=== Data for processing ===
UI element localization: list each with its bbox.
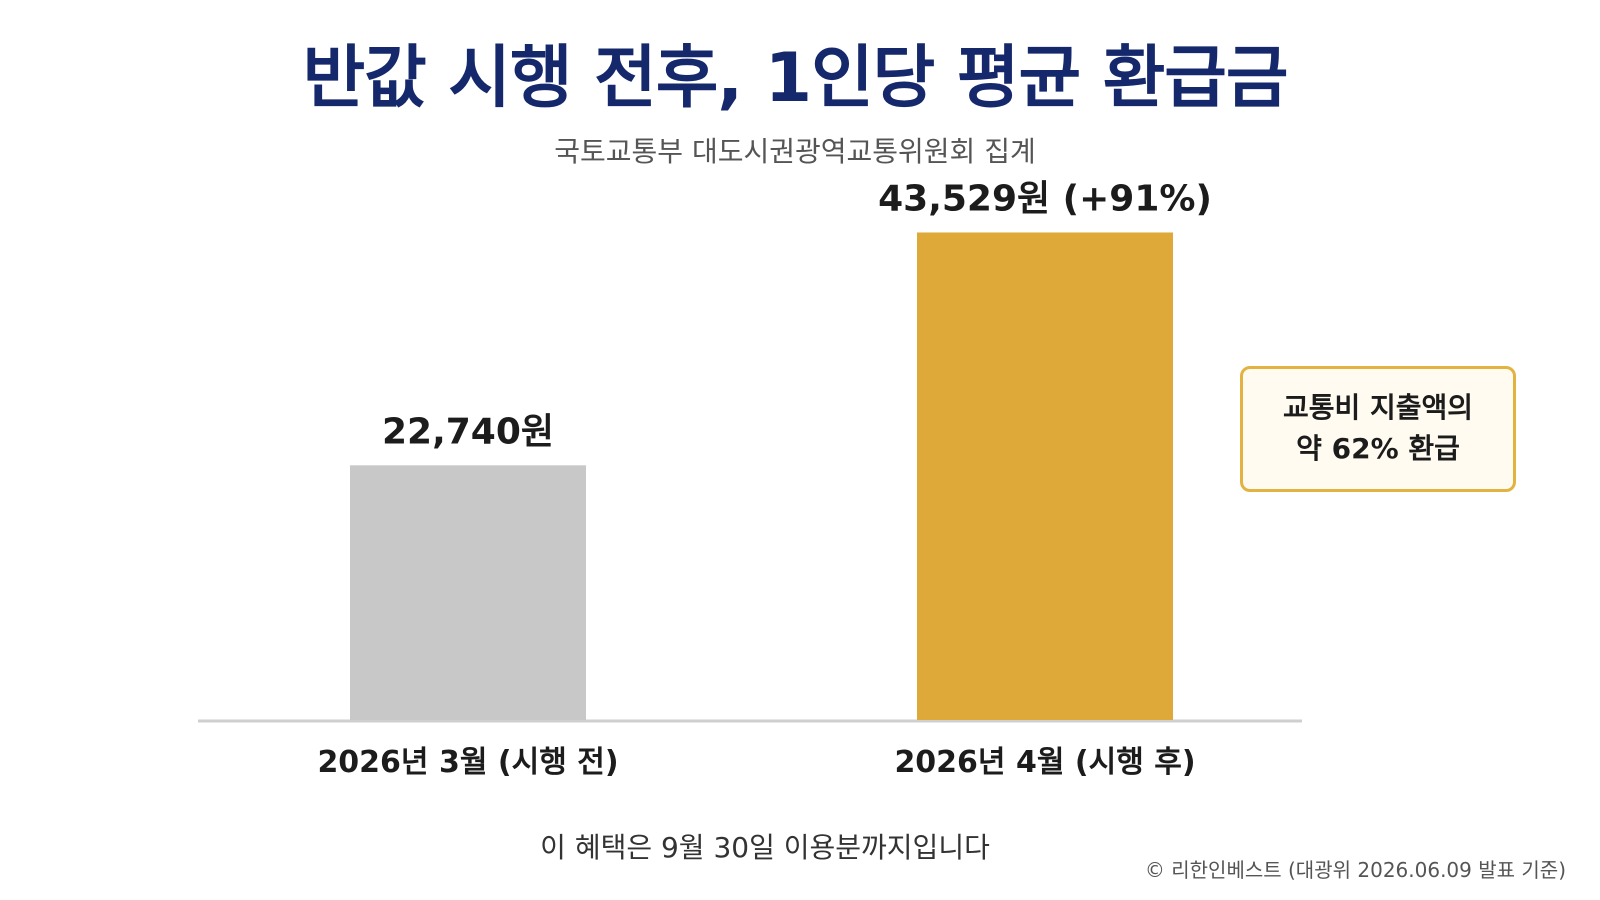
callout-line-2: 약 62% 환급	[1296, 432, 1460, 465]
category-label-2: 2026년 4월 (시행 후)	[894, 745, 1195, 780]
callout-box: 교통비 지출액의 약 62% 환급	[1240, 366, 1516, 492]
value-label-2: 43,529원 (+91%)	[878, 178, 1212, 219]
copyright-text: © 리한인베스트 (대광위 2026.06.09 발표 기준)	[1144, 858, 1566, 882]
chart-title: 반값 시행 전후, 1인당 평균 환급금	[302, 39, 1289, 118]
bar-1	[350, 465, 586, 720]
value-label-1: 22,740원	[382, 411, 554, 452]
chart-subtitle: 국토교통부 대도시권광역교통위원회 집계	[554, 135, 1036, 168]
footnote: 이 혜택은 9월 30일 이용분까지입니다	[540, 831, 990, 864]
bar-2	[917, 232, 1173, 720]
category-label-1: 2026년 3월 (시행 전)	[317, 745, 618, 780]
callout-line-1: 교통비 지출액의	[1282, 391, 1474, 425]
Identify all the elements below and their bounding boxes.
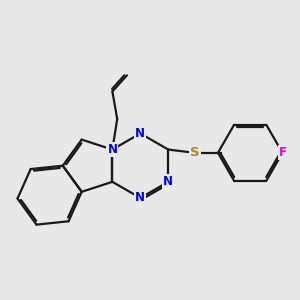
Text: F: F [278, 146, 286, 159]
Text: N: N [107, 143, 117, 156]
Text: N: N [163, 175, 173, 188]
Text: S: S [190, 146, 200, 159]
Text: N: N [135, 191, 145, 205]
Text: N: N [135, 127, 145, 140]
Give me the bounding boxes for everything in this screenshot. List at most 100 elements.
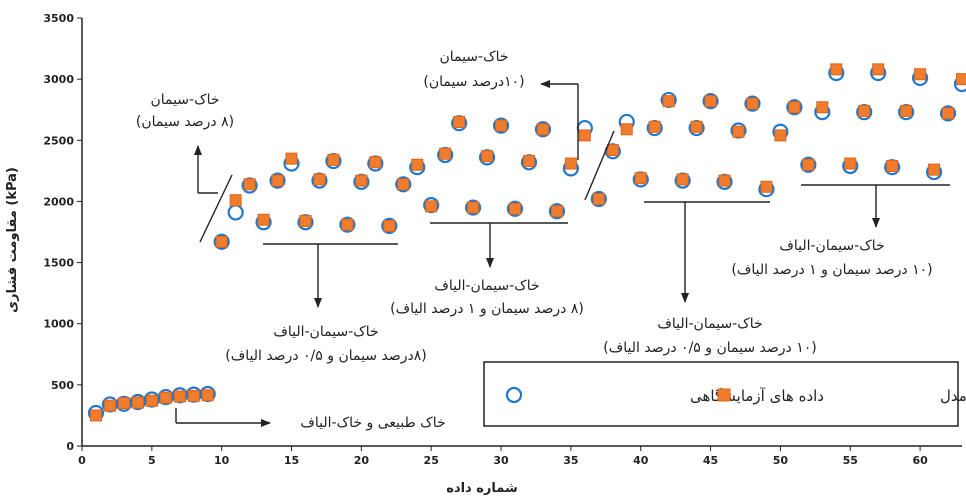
===
## [Task description]
Rewrite the records above as a JSON list of strings with one string per line, skipping blank lines and leaving out the pictures.

## [Response to the task]
[
  "UI element localization: list each with its bbox.",
  "callout-line-2: 약 62% 환급\t[1296, 432, 1460, 465]",
  "category-label-2: 2026년 4월 (시행 후)\t[894, 745, 1195, 780]",
  "callout-box: 교통비 지출액의 약 62% 환급\t[1240, 366, 1516, 492]",
  "value-label-2: 43,529원 (+91%)\t[878, 178, 1212, 219]",
  "copyright-text: © 리한인베스트 (대광위 2026.06.09 발표 기준)\t[1144, 858, 1566, 882]",
  "chart-title: 반값 시행 전후, 1인당 평균 환급금\t[302, 39, 1289, 118]",
  "bar-1\t[350, 465, 586, 720]",
  "value-label-1: 22,740원\t[382, 411, 554, 452]",
  "chart-subtitle: 국토교통부 대도시권광역교통위원회 집계\t[554, 135, 1036, 168]",
  "footnote: 이 혜택은 9월 30일 이용분까지입니다\t[540, 831, 990, 864]",
  "bar-2\t[917, 232, 1173, 720]",
  "category-label-1: 2026년 3월 (시행 전)\t[317, 745, 618, 780]",
  "callout-line-1: 교통비 지출액의\t[1282, 391, 1474, 425]",
  "Identify all the elements below and their bounding boxes.",
  "Text: F: F [278, 146, 286, 159]",
  "Text: N: N [107, 143, 117, 156]",
  "Text: N: N [163, 175, 173, 188]",
  "Text: S: S [190, 146, 200, 159]",
  "Text: N: N [135, 191, 145, 205]",
  "Text: N: N [135, 127, 145, 140]",
  "Give me the bounding boxes for everything in this screenshot. List at most 100 elements."
]